**What you have to do**
Restate the complete material exactly.

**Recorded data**
**********

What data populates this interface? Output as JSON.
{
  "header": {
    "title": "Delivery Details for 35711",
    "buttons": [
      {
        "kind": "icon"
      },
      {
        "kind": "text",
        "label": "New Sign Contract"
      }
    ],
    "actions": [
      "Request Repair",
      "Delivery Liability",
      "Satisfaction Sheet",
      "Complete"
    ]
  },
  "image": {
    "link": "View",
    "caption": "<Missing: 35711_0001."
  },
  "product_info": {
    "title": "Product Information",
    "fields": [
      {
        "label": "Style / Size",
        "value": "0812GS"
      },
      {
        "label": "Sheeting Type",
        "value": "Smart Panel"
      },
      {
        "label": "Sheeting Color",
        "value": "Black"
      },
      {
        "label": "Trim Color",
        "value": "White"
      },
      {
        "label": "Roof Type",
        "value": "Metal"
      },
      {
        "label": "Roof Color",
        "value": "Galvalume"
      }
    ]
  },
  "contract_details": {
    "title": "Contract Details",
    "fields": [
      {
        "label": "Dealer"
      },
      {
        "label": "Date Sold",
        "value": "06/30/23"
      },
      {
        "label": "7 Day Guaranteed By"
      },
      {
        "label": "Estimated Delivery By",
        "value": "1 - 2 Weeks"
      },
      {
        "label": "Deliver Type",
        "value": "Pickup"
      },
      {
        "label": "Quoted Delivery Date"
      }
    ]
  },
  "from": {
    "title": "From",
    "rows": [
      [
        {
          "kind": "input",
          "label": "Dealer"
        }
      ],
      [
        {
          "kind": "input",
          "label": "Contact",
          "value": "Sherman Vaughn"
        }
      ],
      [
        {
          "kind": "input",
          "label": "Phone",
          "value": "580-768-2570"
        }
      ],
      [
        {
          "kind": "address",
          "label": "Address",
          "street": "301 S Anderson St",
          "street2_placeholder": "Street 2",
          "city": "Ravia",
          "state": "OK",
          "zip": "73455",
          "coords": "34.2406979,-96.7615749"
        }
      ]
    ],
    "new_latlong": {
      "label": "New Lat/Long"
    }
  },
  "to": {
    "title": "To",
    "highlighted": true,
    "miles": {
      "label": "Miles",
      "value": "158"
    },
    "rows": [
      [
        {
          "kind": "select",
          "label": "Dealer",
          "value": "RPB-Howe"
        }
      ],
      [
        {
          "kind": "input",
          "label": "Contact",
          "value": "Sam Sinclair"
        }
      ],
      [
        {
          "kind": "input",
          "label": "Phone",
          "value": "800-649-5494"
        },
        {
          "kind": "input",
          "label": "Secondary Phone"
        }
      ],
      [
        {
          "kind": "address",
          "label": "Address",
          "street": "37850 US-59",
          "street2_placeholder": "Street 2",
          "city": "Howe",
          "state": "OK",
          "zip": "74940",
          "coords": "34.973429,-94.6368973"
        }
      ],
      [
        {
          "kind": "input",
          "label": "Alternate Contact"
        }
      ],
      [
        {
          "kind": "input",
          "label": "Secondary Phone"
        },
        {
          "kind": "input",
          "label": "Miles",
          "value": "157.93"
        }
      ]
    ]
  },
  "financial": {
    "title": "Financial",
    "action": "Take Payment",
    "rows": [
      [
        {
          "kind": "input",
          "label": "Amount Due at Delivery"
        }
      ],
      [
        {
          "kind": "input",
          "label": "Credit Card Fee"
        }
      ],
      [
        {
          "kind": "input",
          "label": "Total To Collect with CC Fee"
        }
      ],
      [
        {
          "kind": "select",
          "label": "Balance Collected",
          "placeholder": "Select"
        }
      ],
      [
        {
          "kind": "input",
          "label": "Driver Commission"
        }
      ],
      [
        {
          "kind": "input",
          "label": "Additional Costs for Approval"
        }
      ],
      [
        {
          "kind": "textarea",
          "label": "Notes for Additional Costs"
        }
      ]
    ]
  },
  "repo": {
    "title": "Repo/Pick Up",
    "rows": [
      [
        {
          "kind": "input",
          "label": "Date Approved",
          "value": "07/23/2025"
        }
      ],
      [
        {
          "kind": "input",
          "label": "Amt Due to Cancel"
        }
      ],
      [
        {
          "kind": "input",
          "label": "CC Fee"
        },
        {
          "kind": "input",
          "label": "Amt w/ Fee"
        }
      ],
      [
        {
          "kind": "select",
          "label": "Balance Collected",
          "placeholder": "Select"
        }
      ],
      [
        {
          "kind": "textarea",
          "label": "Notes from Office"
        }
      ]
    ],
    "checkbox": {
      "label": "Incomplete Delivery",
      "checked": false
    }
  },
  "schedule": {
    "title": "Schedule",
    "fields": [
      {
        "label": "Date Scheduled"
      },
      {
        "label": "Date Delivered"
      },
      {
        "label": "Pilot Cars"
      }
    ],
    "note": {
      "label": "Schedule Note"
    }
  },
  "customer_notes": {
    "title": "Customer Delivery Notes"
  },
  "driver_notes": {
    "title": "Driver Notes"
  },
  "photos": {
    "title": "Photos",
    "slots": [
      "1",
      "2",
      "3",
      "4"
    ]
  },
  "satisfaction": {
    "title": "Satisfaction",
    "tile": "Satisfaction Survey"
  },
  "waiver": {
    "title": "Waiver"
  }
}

**********

**Written response**
What data populates this interface? Output as JSON.
{
  "header": {
    "title": "Delivery Details for 35711",
    "buttons": [
      {
        "kind": "icon"
      },
      {
        "kind": "text",
        "label": "New Sign Contract"
      }
    ],
    "actions": [
      "Request Repair",
      "Delivery Liability",
      "Satisfaction Sheet",
      "Complete"
    ]
  },
  "image": {
    "link": "View",
    "caption": "<Missing: 35711_0001."
  },
  "product_info": {
    "title": "Product Information",
    "fields": [
      {
        "label": "Style / Size",
        "value": "0812GS"
      },
      {
        "label": "Sheeting Type",
        "value": "Smart Panel"
      },
      {
        "label": "Sheeting Color",
        "value": "Black"
      },
      {
        "label": "Trim Color",
        "value": "White"
      },
      {
        "label": "Roof Type",
        "value": "Metal"
      },
      {
        "label": "Roof Color",
        "value": "Galvalume"
      }
    ]
  },
  "contract_details": {
    "title": "Contract Details",
    "fields": [
      {
        "label": "Dealer"
      },
      {
        "label": "Date Sold",
        "value": "06/30/23"
      },
      {
        "label": "7 Day Guaranteed By"
      },
      {
        "label": "Estimated Delivery By",
        "value": "1 - 2 Weeks"
      },
      {
        "label": "Deliver Type",
        "value": "Pickup"
      },
      {
        "label": "Quoted Delivery Date"
      }
    ]
  },
  "from": {
    "title": "From",
    "rows": [
      [
        {
          "kind": "input",
          "label": "Dealer"
        }
      ],
      [
        {
          "kind": "input",
          "label": "Contact",
          "value": "Sherman Vaughn"
        }
      ],
      [
        {
          "kind": "input",
          "label": "Phone",
          "value": "580-768-2570"
        }
      ],
      [
        {
          "kind": "address",
          "label": "Address",
          "street": "301 S Anderson St",
          "street2_placeholder": "Street 2",
          "city": "Ravia",
          "state": "OK",
          "zip": "73455",
          "coords": "34.2406979,-96.7615749"
        }
      ]
    ],
    "new_latlong": {
      "label": "New Lat/Long"
    }
  },
  "to": {
    "title": "To",
    "highlighted": true,
    "miles": {
      "label": "Miles",
      "value": "158"
    },
    "rows": [
      [
        {
          "kind": "select",
          "label": "Dealer",
          "value": "RPB-Howe"
        }
      ],
      [
        {
          "kind": "input",
          "label": "Contact",
          "value": "Sam Sinclair"
        }
      ],
      [
        {
          "kind": "input",
          "label": "Phone",
          "value": "800-649-5494"
        },
        {
          "kind": "input",
          "label": "Secondary Phone"
        }
      ],
      [
        {
          "kind": "address",
          "label": "Address",
          "street": "37850 US-59",
          "street2_placeholder": "Street 2",
          "city": "Howe",
          "state": "OK",
          "zip": "74940",
          "coords": "34.973429,-94.6368973"
        }
      ],
      [
        {
          "kind": "input",
          "label": "Alternate Contact"
        }
      ],
      [
        {
          "kind": "input",
          "label": "Secondary Phone"
        },
        {
          "kind": "input",
          "label": "Miles",
          "value": "157.93"
        }
      ]
    ]
  },
  "financial": {
    "title": "Financial",
    "action": "Take Payment",
    "rows": [
      [
        {
          "kind": "input",
          "label": "Amount Due at Delivery"
        }
      ],
      [
        {
          "kind": "input",
          "label": "Credit Card Fee"
        }
      ],
      [
        {
          "kind": "input",
          "label": "Total To Collect with CC Fee"
        }
      ],
      [
        {
          "kind": "select",
          "label": "Balance Collected",
          "placeholder": "Select"
        }
      ],
      [
        {
          "kind": "input",
          "label": "Driver Commission"
        }
      ],
      [
        {
          "kind": "input",
          "label": "Additional Costs for Approval"
        }
      ],
      [
        {
          "kind": "textarea",
          "label": "Notes for Additional Costs"
        }
      ]
    ]
  },
  "repo": {
    "title": "Repo/Pick Up",
    "rows": [
      [
        {
          "kind": "input",
          "label": "Date Approved",
          "value": "07/23/2025"
        }
      ],
      [
        {
          "kind": "input",
          "label": "Amt Due to Cancel"
        }
      ],
      [
        {
          "kind": "input",
          "label": "CC Fee"
        },
        {
          "kind": "input",
          "label": "Amt w/ Fee"
        }
      ],
      [
        {
          "kind": "select",
          "label": "Balance Collected",
          "placeholder": "Select"
        }
      ],
      [
        {
          "kind": "textarea",
          "label": "Notes from Office"
        }
      ]
    ],
    "checkbox": {
      "label": "Incomplete Delivery",
      "checked": false
    }
  },
  "schedule": {
    "title": "Schedule",
    "fields": [
      {
        "label": "Date Scheduled"
      },
      {
        "label": "Date Delivered"
      },
      {
        "label": "Pilot Cars"
      }
    ],
    "note": {
      "label": "Schedule Note"
    }
  },
  "customer_notes": {
    "title": "Customer Delivery Notes"
  },
  "driver_notes": {
    "title": "Driver Notes"
  },
  "photos": {
    "title": "Photos",
    "slots": [
      "1",
      "2",
      "3",
      "4"
    ]
  },
  "satisfaction": {
    "title": "Satisfaction",
    "tile": "Satisfaction Survey"
  },
  "waiver": {
    "title": "Waiver"
  }
}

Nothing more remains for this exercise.